-- start of Supplied entries --

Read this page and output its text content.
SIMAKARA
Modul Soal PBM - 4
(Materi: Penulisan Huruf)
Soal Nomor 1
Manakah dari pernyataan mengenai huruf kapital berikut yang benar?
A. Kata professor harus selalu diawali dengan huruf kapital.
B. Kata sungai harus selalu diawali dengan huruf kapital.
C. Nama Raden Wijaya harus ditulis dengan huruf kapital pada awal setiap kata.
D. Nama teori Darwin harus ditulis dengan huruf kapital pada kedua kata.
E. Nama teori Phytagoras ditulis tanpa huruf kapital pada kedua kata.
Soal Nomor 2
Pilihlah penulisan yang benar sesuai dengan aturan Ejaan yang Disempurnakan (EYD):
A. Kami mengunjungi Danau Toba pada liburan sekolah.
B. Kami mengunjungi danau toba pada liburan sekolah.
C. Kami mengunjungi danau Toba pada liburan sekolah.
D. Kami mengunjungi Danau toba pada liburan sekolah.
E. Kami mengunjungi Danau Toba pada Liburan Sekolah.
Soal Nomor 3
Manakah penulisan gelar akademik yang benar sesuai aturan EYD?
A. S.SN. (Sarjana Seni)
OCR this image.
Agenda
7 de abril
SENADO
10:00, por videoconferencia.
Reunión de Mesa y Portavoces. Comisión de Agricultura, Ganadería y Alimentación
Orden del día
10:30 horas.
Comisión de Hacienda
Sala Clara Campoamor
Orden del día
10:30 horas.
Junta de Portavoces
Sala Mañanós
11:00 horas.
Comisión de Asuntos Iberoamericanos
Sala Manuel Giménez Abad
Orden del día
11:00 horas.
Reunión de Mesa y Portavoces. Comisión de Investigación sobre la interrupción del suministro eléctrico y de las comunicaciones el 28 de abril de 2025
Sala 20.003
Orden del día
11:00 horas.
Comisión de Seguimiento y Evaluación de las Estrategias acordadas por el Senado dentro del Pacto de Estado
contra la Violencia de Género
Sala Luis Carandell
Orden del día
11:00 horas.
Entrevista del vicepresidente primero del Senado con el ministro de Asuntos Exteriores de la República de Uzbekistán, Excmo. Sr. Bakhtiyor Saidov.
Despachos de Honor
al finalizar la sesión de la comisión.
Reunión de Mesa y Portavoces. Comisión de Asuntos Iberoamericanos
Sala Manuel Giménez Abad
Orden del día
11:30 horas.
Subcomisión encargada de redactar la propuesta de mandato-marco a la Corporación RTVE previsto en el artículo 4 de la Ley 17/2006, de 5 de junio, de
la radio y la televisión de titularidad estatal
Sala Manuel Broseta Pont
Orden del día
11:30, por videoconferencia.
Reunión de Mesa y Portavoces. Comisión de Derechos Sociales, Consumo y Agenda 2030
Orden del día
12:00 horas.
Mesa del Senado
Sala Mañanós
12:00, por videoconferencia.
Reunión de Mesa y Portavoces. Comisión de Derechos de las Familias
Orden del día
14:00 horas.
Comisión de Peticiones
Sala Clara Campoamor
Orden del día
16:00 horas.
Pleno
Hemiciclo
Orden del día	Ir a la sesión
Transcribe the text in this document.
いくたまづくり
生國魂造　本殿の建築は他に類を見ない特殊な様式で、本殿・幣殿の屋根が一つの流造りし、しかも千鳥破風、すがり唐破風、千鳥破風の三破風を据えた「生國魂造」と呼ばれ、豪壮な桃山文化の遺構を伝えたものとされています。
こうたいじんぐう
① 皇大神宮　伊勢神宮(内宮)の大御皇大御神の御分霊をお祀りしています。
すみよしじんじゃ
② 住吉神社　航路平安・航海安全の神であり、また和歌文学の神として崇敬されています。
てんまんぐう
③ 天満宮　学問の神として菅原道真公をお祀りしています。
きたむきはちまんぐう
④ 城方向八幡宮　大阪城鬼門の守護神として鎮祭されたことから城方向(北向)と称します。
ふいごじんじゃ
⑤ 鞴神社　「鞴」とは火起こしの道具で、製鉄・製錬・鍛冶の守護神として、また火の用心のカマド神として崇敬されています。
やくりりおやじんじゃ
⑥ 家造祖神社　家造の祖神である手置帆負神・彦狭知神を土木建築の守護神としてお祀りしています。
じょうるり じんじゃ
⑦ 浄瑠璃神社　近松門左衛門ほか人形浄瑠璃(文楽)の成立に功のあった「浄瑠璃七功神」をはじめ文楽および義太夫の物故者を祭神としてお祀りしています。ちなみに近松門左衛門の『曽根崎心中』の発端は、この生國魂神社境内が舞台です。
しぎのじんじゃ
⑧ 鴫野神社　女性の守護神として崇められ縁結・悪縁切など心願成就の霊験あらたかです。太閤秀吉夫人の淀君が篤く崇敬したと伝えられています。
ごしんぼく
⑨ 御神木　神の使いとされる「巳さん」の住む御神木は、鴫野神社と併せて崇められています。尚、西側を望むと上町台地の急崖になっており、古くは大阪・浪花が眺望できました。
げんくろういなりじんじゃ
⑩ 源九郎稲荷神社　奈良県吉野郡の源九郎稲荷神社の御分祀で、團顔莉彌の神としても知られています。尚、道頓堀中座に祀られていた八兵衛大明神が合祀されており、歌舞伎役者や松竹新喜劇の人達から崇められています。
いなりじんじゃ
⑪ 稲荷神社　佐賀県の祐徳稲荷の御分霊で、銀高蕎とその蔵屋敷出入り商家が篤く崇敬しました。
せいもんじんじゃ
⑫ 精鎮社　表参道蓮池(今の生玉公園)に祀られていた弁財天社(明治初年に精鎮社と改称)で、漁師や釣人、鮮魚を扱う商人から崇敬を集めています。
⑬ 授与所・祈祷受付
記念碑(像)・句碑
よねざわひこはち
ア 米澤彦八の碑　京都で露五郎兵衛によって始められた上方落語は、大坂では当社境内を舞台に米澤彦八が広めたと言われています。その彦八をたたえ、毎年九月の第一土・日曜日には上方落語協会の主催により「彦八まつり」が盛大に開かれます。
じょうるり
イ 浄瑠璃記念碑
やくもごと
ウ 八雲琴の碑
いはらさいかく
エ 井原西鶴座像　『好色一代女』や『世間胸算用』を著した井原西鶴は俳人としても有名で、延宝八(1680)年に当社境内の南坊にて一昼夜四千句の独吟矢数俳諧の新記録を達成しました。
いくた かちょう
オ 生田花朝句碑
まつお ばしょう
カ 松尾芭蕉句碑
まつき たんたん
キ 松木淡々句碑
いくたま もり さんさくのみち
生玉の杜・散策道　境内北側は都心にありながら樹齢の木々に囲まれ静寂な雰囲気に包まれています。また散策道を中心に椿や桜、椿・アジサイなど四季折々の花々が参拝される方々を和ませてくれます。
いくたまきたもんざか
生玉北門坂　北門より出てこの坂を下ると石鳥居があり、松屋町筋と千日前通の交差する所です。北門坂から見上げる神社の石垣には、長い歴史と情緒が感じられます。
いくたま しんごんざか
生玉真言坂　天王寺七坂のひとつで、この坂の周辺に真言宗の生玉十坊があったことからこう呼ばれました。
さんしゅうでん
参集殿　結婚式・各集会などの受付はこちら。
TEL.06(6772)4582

-- end of Supplied entries --

Written task: From the data, list each line in which the string "this" appears.

Finished answer:
Read this page and output its text content.
OCR this image.
Transcribe the text in this document.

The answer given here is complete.